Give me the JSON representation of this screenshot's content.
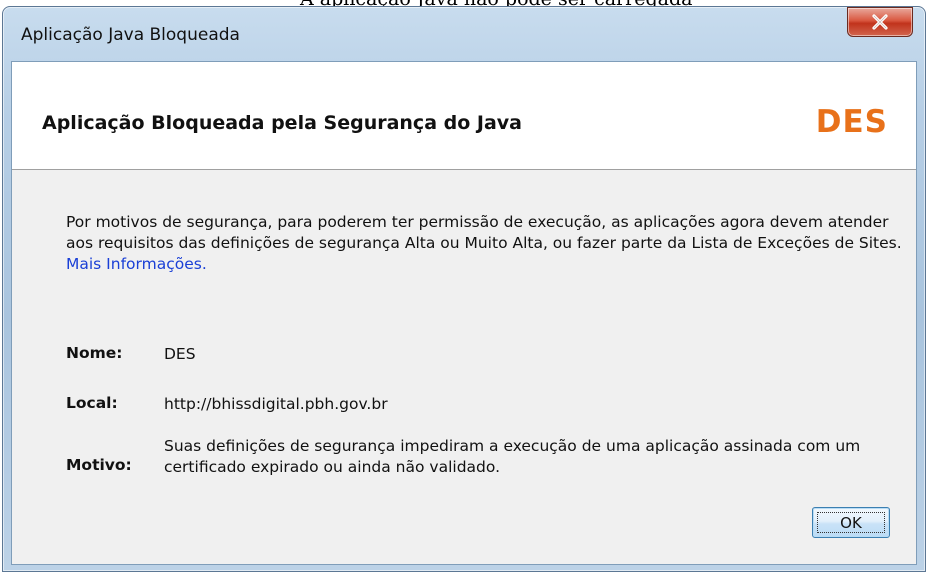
{
  "background": {
    "partial_text": "A aplicação Java não pode ser carregada"
  },
  "window": {
    "title": "Aplicação Java Bloqueada",
    "close_icon": "close-icon"
  },
  "header": {
    "title": "Aplicação Bloqueada pela Segurança do Java",
    "logo_text": "DES",
    "logo_color": "#e8711a"
  },
  "message": {
    "text": "Por motivos de segurança, para poderem ter permissão de execução, as aplicações agora devem atender aos requisitos das definições de segurança Alta ou Muito Alta, ou fazer parte da Lista de Exceções de Sites. ",
    "link_text": "Mais Informações."
  },
  "details": {
    "name_label": "Nome:",
    "name_value": "DES",
    "location_label": "Local:",
    "location_value": "http://bhissdigital.pbh.gov.br",
    "reason_label": "Motivo:",
    "reason_value": "Suas definições de segurança impediram a execução de uma aplicação assinada com um certificado expirado ou ainda não validado."
  },
  "buttons": {
    "ok_label": "OK"
  },
  "colors": {
    "link": "#1a3fd6",
    "close_button": "#c1331c",
    "dialog_background": "#f0f0f0"
  }
}
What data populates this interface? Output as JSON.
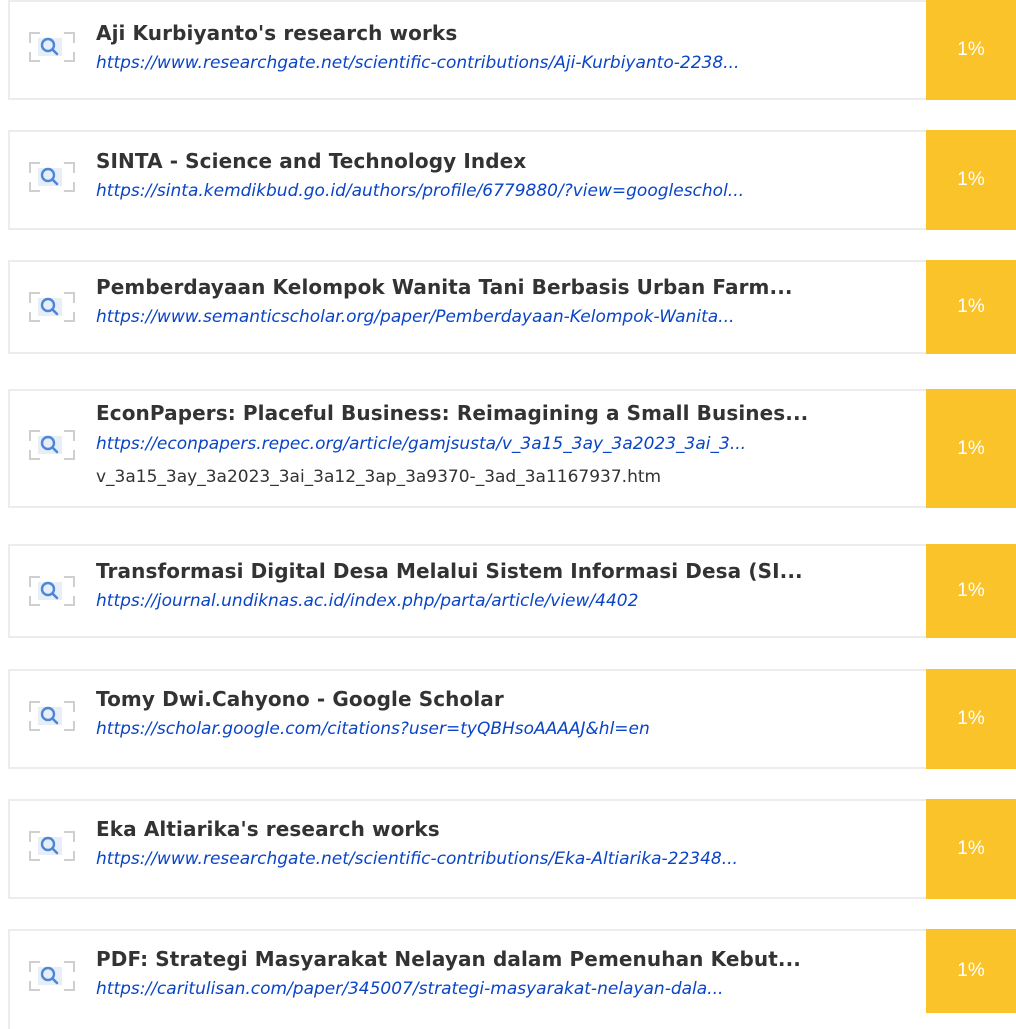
{
  "accent_color": "#fbc32a",
  "link_color": "#0a45c6",
  "sources": [
    {
      "title": "Aji Kurbiyanto's research works",
      "url": "https://www.researchgate.net/scientific-contributions/Aji-Kurbiyanto-2238...",
      "extra": "",
      "percent": "1%",
      "icon": "search-document-icon"
    },
    {
      "title": "SINTA - Science and Technology Index",
      "url": "https://sinta.kemdikbud.go.id/authors/profile/6779880/?view=googleschol...",
      "extra": "",
      "percent": "1%",
      "icon": "search-document-icon"
    },
    {
      "title": "Pemberdayaan Kelompok Wanita Tani Berbasis Urban Farm...",
      "url": "https://www.semanticscholar.org/paper/Pemberdayaan-Kelompok-Wanita...",
      "extra": "",
      "percent": "1%",
      "icon": "search-document-icon"
    },
    {
      "title": "EconPapers: Placeful Business: Reimagining a Small Busines...",
      "url": "https://econpapers.repec.org/article/gamjsusta/v_3a15_3ay_3a2023_3ai_3...",
      "extra": "v_3a15_3ay_3a2023_3ai_3a12_3ap_3a9370-_3ad_3a1167937.htm",
      "percent": "1%",
      "icon": "search-document-icon"
    },
    {
      "title": "Transformasi Digital Desa Melalui Sistem Informasi Desa (SI...",
      "url": "https://journal.undiknas.ac.id/index.php/parta/article/view/4402",
      "extra": "",
      "percent": "1%",
      "icon": "search-document-icon"
    },
    {
      "title": "Tomy Dwi.Cahyono - Google Scholar",
      "url": "https://scholar.google.com/citations?user=tyQBHsoAAAAJ&hl=en",
      "extra": "",
      "percent": "1%",
      "icon": "search-document-icon"
    },
    {
      "title": "Eka Altiarika's research works",
      "url": "https://www.researchgate.net/scientific-contributions/Eka-Altiarika-22348...",
      "extra": "",
      "percent": "1%",
      "icon": "search-document-icon"
    },
    {
      "title": "PDF: Strategi Masyarakat Nelayan dalam Pemenuhan Kebut...",
      "url": "https://caritulisan.com/paper/345007/strategi-masyarakat-nelayan-dala...",
      "extra": "",
      "percent": "1%",
      "icon": "search-document-icon"
    }
  ]
}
------------------------------------------------------------
Only lines with the word "Java" are wanted, so copy each one from the records.

    "partial_text": "A aplicação Java não pode ser carregada"
    "title": "Aplicação Java Bloqueada",
    "title": "Aplicação Bloqueada pela Segurança do Java",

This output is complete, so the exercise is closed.